[Task to complete] In the entries below, count each line holding the word "this". Answer with the total alone.

[Records for processing]

◆ ◆ ◆ ◆ ◆ ◆ ◆

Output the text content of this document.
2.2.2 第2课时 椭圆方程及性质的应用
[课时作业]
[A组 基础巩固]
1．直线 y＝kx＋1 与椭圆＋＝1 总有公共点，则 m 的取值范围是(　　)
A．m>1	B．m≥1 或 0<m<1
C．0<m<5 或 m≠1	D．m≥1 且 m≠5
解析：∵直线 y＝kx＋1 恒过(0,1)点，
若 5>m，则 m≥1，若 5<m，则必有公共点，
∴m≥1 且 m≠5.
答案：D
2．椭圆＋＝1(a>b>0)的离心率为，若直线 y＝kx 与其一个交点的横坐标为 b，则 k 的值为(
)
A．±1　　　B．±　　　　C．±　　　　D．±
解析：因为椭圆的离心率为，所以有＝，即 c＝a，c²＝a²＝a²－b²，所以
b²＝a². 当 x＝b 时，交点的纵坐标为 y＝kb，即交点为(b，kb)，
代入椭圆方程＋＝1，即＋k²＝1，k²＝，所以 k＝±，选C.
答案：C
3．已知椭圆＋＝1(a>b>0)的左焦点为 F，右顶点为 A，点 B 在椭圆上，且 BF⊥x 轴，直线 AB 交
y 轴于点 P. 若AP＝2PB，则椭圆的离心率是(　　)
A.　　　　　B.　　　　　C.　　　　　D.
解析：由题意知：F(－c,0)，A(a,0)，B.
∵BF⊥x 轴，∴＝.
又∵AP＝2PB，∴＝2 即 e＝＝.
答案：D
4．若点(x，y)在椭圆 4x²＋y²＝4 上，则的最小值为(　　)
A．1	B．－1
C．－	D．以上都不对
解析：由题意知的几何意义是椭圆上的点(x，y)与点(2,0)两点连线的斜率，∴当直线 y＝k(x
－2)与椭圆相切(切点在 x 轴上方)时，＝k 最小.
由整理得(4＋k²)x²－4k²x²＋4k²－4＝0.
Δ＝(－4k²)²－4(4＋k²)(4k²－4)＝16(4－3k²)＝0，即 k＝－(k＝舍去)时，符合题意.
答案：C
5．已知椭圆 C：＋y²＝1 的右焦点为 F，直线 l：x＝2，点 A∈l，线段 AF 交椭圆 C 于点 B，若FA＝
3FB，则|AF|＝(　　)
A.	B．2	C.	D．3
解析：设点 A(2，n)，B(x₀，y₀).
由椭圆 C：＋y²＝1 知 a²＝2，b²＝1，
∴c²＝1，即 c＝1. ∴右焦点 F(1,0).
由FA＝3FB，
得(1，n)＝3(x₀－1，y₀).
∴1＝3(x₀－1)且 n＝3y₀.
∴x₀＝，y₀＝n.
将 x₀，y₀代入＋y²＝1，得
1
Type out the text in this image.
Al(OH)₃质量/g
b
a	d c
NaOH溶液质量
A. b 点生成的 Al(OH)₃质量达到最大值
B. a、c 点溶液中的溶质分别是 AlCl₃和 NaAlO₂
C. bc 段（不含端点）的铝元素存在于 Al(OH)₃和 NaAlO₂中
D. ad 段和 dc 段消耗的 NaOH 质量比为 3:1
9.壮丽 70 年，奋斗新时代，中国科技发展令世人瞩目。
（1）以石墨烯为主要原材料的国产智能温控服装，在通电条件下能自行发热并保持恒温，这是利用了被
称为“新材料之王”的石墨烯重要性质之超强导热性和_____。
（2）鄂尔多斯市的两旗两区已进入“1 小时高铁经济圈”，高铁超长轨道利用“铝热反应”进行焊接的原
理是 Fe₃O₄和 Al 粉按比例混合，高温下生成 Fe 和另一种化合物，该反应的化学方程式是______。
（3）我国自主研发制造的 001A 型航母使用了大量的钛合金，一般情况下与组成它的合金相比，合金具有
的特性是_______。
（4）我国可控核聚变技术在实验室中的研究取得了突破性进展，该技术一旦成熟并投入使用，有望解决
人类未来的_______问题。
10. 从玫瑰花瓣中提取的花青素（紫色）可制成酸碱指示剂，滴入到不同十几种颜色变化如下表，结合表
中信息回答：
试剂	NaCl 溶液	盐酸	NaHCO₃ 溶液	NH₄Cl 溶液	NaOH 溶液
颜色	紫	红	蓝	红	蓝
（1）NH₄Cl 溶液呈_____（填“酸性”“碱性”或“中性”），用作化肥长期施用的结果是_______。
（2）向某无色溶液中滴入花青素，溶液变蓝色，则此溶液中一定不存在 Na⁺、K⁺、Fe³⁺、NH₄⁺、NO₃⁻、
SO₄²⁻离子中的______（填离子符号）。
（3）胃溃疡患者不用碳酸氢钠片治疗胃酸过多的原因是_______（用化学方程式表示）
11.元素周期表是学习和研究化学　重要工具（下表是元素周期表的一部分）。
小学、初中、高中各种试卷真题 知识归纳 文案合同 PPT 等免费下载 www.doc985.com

◆ ◆ ◆ ◆ ◆ ◆ ◆

[Full solution] 2